▸ TASK PROMPT:
Below are some records: retype them all exactly, but not the pictures.

▸ GIVEN DATA:
————

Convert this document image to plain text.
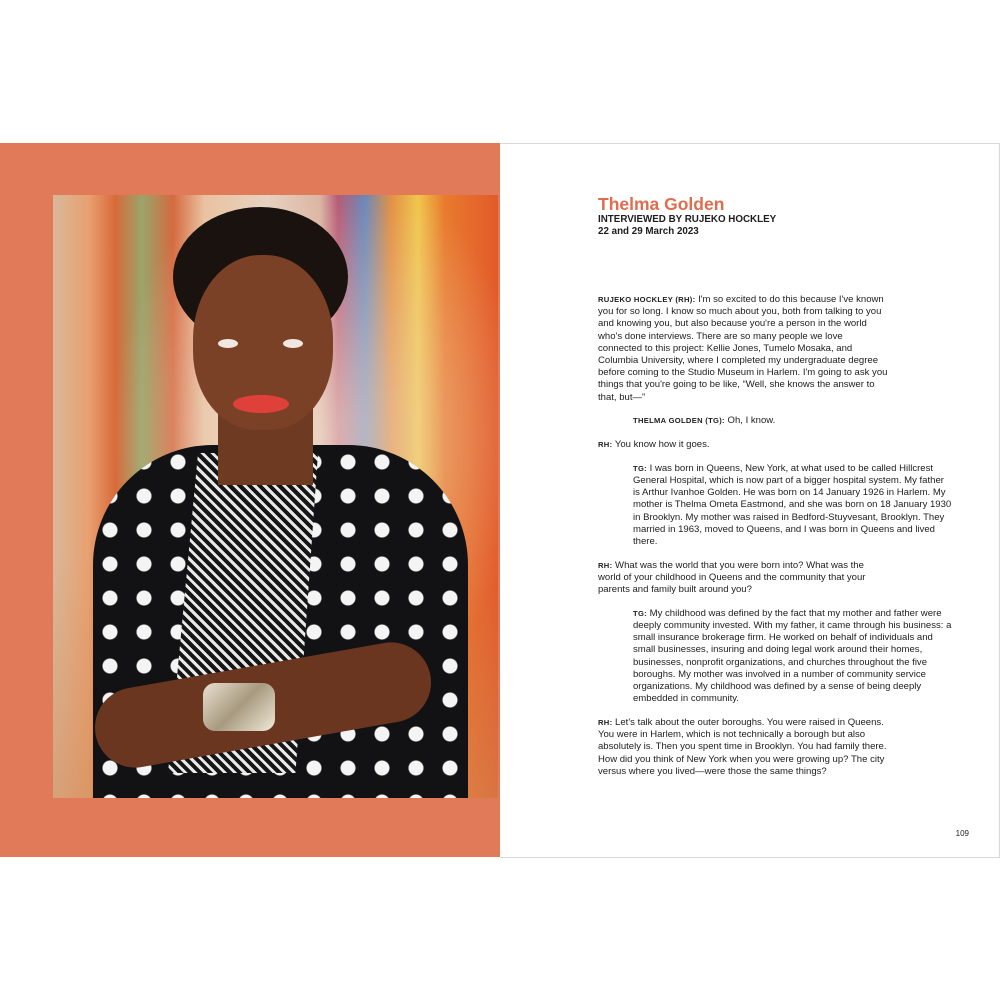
Thelma Golden

INTERVIEWED BY RUJEKO HOCKLEY

22 and 29 March 2023

RUJEKO HOCKLEY (RH): I'm so excited to do this because I've known you for so long. I know so much about you, both from talking to you and knowing you, but also because you're a person in the world who's done interviews. There are so many people we love connected to this project: Kellie Jones, Tumelo Mosaka, and Columbia University, where I completed my undergraduate degree before coming to the Studio Museum in Harlem. I'm going to ask you things that you're going to be like, “Well, she knows the answer to that, but—”

THELMA GOLDEN (TG): Oh, I know.

RH: You know how it goes.

TG: I was born in Queens, New York, at what used to be called Hillcrest General Hospital, which is now part of a bigger hospital system. My father is Arthur Ivanhoe Golden. He was born on 14 January 1926 in Harlem. My mother is Thelma Ometa Eastmond, and she was born on 18 January 1930 in Brooklyn. My mother was raised in Bedford-Stuyvesant, Brooklyn. They married in 1963, moved to Queens, and I was born in Queens and lived there.

RH: What was the world that you were born into? What was the world of your childhood in Queens and the community that your parents and family built around you?

TG: My childhood was defined by the fact that my mother and father were deeply community invested. With my father, it came through his business: a small insurance brokerage firm. He worked on behalf of individuals and small businesses, insuring and doing legal work around their homes, businesses, nonprofit organizations, and churches throughout the five boroughs. My mother was involved in a number of community service organizations. My childhood was defined by a sense of being deeply embedded in community.

RH: Let's talk about the outer boroughs. You were raised in Queens. You were in Harlem, which is not technically a borough but also absolutely is. Then you spent time in Brooklyn. You had family there. How did you think of New York when you were growing up? The city versus where you lived—were those the same things?

109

————

▸ RESPONSE TO THE EXERCISE:
Convert this document image to plain text.
Thelma Golden

INTERVIEWED BY RUJEKO HOCKLEY

22 and 29 March 2023

RUJEKO HOCKLEY (RH): I'm so excited to do this because I've known you for so long. I know so much about you, both from talking to you and knowing you, but also because you're a person in the world who's done interviews. There are so many people we love connected to this project: Kellie Jones, Tumelo Mosaka, and Columbia University, where I completed my undergraduate degree before coming to the Studio Museum in Harlem. I'm going to ask you things that you're going to be like, “Well, she knows the answer to that, but—”

THELMA GOLDEN (TG): Oh, I know.

RH: You know how it goes.

TG: I was born in Queens, New York, at what used to be called Hillcrest General Hospital, which is now part of a bigger hospital system. My father is Arthur Ivanhoe Golden. He was born on 14 January 1926 in Harlem. My mother is Thelma Ometa Eastmond, and she was born on 18 January 1930 in Brooklyn. My mother was raised in Bedford-Stuyvesant, Brooklyn. They married in 1963, moved to Queens, and I was born in Queens and lived there.

RH: What was the world that you were born into? What was the world of your childhood in Queens and the community that your parents and family built around you?

TG: My childhood was defined by the fact that my mother and father were deeply community invested. With my father, it came through his business: a small insurance brokerage firm. He worked on behalf of individuals and small businesses, insuring and doing legal work around their homes, businesses, nonprofit organizations, and churches throughout the five boroughs. My mother was involved in a number of community service organizations. My childhood was defined by a sense of being deeply embedded in community.

RH: Let's talk about the outer boroughs. You were raised in Queens. You were in Harlem, which is not technically a borough but also absolutely is. Then you spent time in Brooklyn. You had family there. How did you think of New York when you were growing up? The city versus where you lived—were those the same things?

109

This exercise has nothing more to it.